#### Input rows ####
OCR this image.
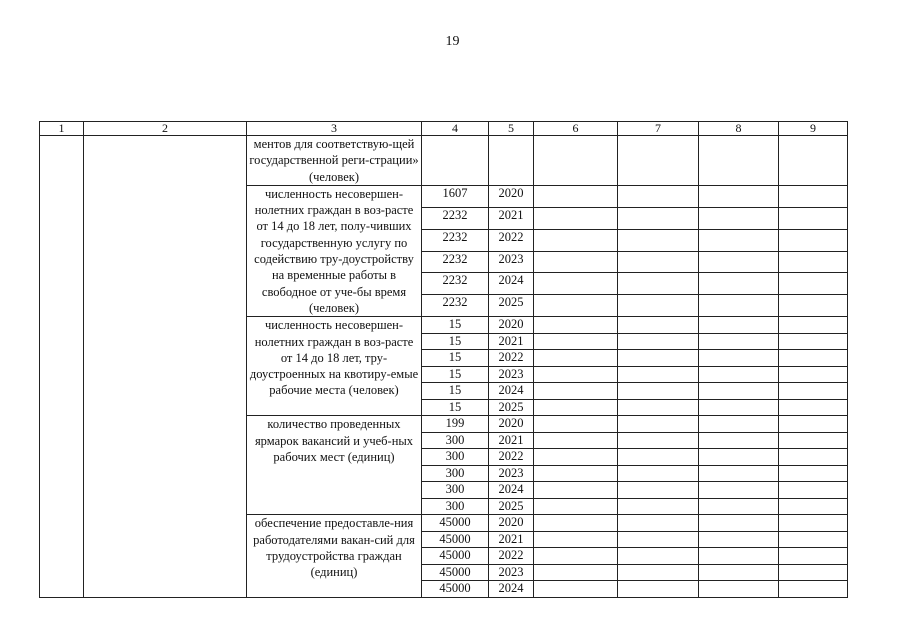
19
1	2	3	4	5	6	7	8	9
		ментов для соответствую-щей государственной реги-страции» (человек)						

		численность несовершен-нолетних граждан в воз-расте от 14 до 18 лет, полу-чивших государственную услугу по содействию тру-доустройству на временные работы в свободное от уче-бы время (человек)	1607	2020				
			2232	2021				
			2232	2022				
			2232	2023				
			2232	2024				
			2232	2025				
		численность несовершен-нолетних граждан в воз-расте от 14 до 18 лет, тру-доустроенных на квотиру-емые рабочие места (человек)	15	2020				
			15	2021				
			15	2022				
			15	2023				
			15	2024				
			15	2025				
		количество проведенных ярмарок вакансий и учеб-ных рабочих мест (единиц)	199	2020				
			300	2021				
			300	2022				
			300	2023				
			300	2024				
			300	2025				
		обеспечение предоставле-ния работодателями вакан-сий для трудоустройства граждан (единиц)	45000	2020				
			45000	2021				
			45000	2022				
			45000	2023				
			45000	2024				
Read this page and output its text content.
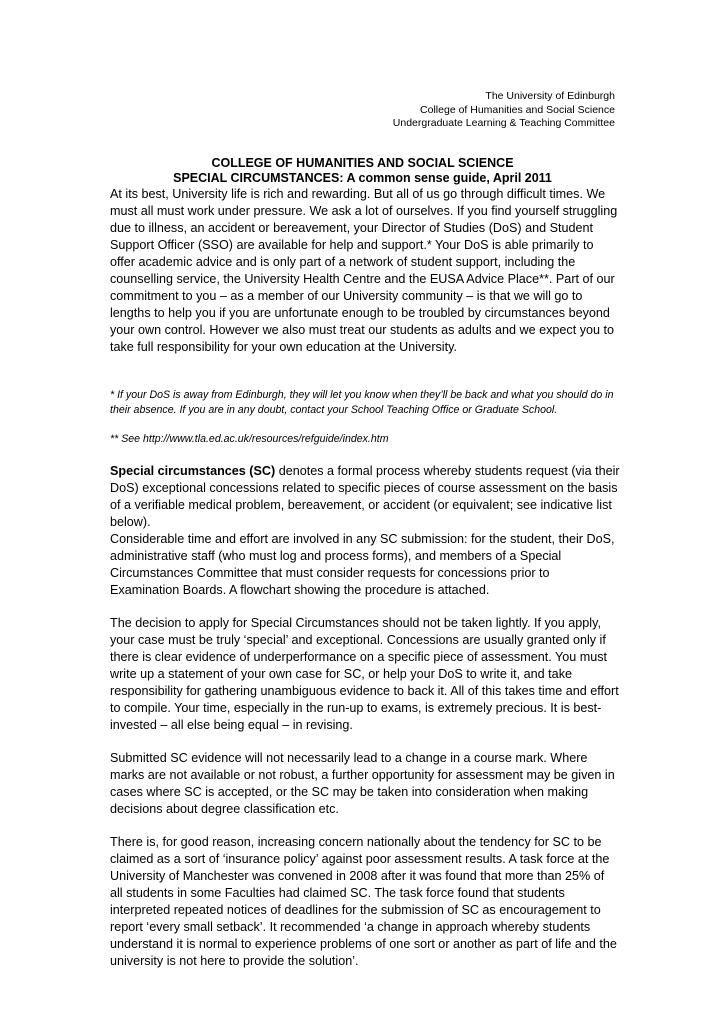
The University of Edinburgh
College of Humanities and Social Science
Undergraduate Learning & Teaching Committee
COLLEGE OF HUMANITIES AND SOCIAL SCIENCE
SPECIAL CIRCUMSTANCES: A common sense guide, April 2011

At its best, University life is rich and rewarding. But all of us go through difficult times. We must all must work under pressure. We ask a lot of ourselves. If you find yourself struggling due to illness, an accident or bereavement, your Director of Studies (DoS) and Student Support Officer (SSO) are available for help and support.* Your DoS is able primarily to offer academic advice and is only part of a network of student support, including the counselling service, the University Health Centre and the EUSA Advice Place**. Part of our commitment to you – as a member of our University community – is that we will go to lengths to help you if you are unfortunate enough to be troubled by circumstances beyond your own control. However we also must treat our students as adults and we expect you to take full responsibility for your own education at the University.

* If your DoS is away from Edinburgh, they will let you know when they’ll be back and what you should do in their absence. If you are in any doubt, contact your School Teaching Office or Graduate School.

** See http://www.tla.ed.ac.uk/resources/refguide/index.htm

Special circumstances (SC) denotes a formal process whereby students request (via their DoS) exceptional concessions related to specific pieces of course assessment on the basis of a verifiable medical problem, bereavement, or accident (or equivalent; see indicative list below).

Considerable time and effort are involved in any SC submission: for the student, their DoS, administrative staff (who must log and process forms), and members of a Special Circumstances Committee that must consider requests for concessions prior to Examination Boards. A flowchart showing the procedure is attached.

The decision to apply for Special Circumstances should not be taken lightly. If you apply, your case must be truly ‘special’ and exceptional. Concessions are usually granted only if there is clear evidence of underperformance on a specific piece of assessment. You must write up a statement of your own case for SC, or help your DoS to write it, and take responsibility for gathering unambiguous evidence to back it. All of this takes time and effort to compile. Your time, especially in the run-up to exams, is extremely precious. It is best-invested – all else being equal – in revising.

Submitted SC evidence will not necessarily lead to a change in a course mark. Where marks are not available or not robust, a further opportunity for assessment may be given in cases where SC is accepted, or the SC may be taken into consideration when making decisions about degree classification etc.

There is, for good reason, increasing concern nationally about the tendency for SC to be claimed as a sort of ‘insurance policy’ against poor assessment results. A task force at the University of Manchester was convened in 2008 after it was found that more than 25% of all students in some Faculties had claimed SC. The task force found that students interpreted repeated notices of deadlines for the submission of SC as encouragement to report ‘every small setback’. It recommended ‘a change in approach whereby students understand it is normal to experience problems of one sort or another as part of life and the university is not here to provide the solution’.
####
> Task goal
The records above must be echoed exactly, minus their pictures.

> Final result
OCR this image.
19
1	2	3	4	5	6	7	8	9
		ментов для соответствую-щей государственной реги-страции» (человек)						

		численность несовершен-нолетних граждан в воз-расте от 14 до 18 лет, полу-чивших государственную услугу по содействию тру-доустройству на временные работы в свободное от уче-бы время (человек)	1607	2020				
			2232	2021				
			2232	2022				
			2232	2023				
			2232	2024				
			2232	2025				
		численность несовершен-нолетних граждан в воз-расте от 14 до 18 лет, тру-доустроенных на квотиру-емые рабочие места (человек)	15	2020				
			15	2021				
			15	2022				
			15	2023				
			15	2024				
			15	2025				
		количество проведенных ярмарок вакансий и учеб-ных рабочих мест (единиц)	199	2020				
			300	2021				
			300	2022				
			300	2023				
			300	2024				
			300	2025				
		обеспечение предоставле-ния работодателями вакан-сий для трудоустройства граждан (единиц)	45000	2020				
			45000	2021				
			45000	2022				
			45000	2023				
			45000	2024				
Read this page and output its text content.
The University of Edinburgh
College of Humanities and Social Science
Undergraduate Learning & Teaching Committee
COLLEGE OF HUMANITIES AND SOCIAL SCIENCE
SPECIAL CIRCUMSTANCES: A common sense guide, April 2011

At its best, University life is rich and rewarding. But all of us go through difficult times. We must all must work under pressure. We ask a lot of ourselves. If you find yourself struggling due to illness, an accident or bereavement, your Director of Studies (DoS) and Student Support Officer (SSO) are available for help and support.* Your DoS is able primarily to offer academic advice and is only part of a network of student support, including the counselling service, the University Health Centre and the EUSA Advice Place**. Part of our commitment to you – as a member of our University community – is that we will go to lengths to help you if you are unfortunate enough to be troubled by circumstances beyond your own control. However we also must treat our students as adults and we expect you to take full responsibility for your own education at the University.

* If your DoS is away from Edinburgh, they will let you know when they’ll be back and what you should do in their absence. If you are in any doubt, contact your School Teaching Office or Graduate School.

** See http://www.tla.ed.ac.uk/resources/refguide/index.htm

Special circumstances (SC) denotes a formal process whereby students request (via their DoS) exceptional concessions related to specific pieces of course assessment on the basis of a verifiable medical problem, bereavement, or accident (or equivalent; see indicative list below).

Considerable time and effort are involved in any SC submission: for the student, their DoS, administrative staff (who must log and process forms), and members of a Special Circumstances Committee that must consider requests for concessions prior to Examination Boards. A flowchart showing the procedure is attached.

The decision to apply for Special Circumstances should not be taken lightly. If you apply, your case must be truly ‘special’ and exceptional. Concessions are usually granted only if there is clear evidence of underperformance on a specific piece of assessment. You must write up a statement of your own case for SC, or help your DoS to write it, and take responsibility for gathering unambiguous evidence to back it. All of this takes time and effort to compile. Your time, especially in the run-up to exams, is extremely precious. It is best-invested – all else being equal – in revising.

Submitted SC evidence will not necessarily lead to a change in a course mark. Where marks are not available or not robust, a further opportunity for assessment may be given in cases where SC is accepted, or the SC may be taken into consideration when making decisions about degree classification etc.

There is, for good reason, increasing concern nationally about the tendency for SC to be claimed as a sort of ‘insurance policy’ against poor assessment results. A task force at the University of Manchester was convened in 2008 after it was found that more than 25% of all students in some Faculties had claimed SC. The task force found that students interpreted repeated notices of deadlines for the submission of SC as encouragement to report ‘every small setback’. It recommended ‘a change in approach whereby students understand it is normal to experience problems of one sort or another as part of life and the university is not here to provide the solution’.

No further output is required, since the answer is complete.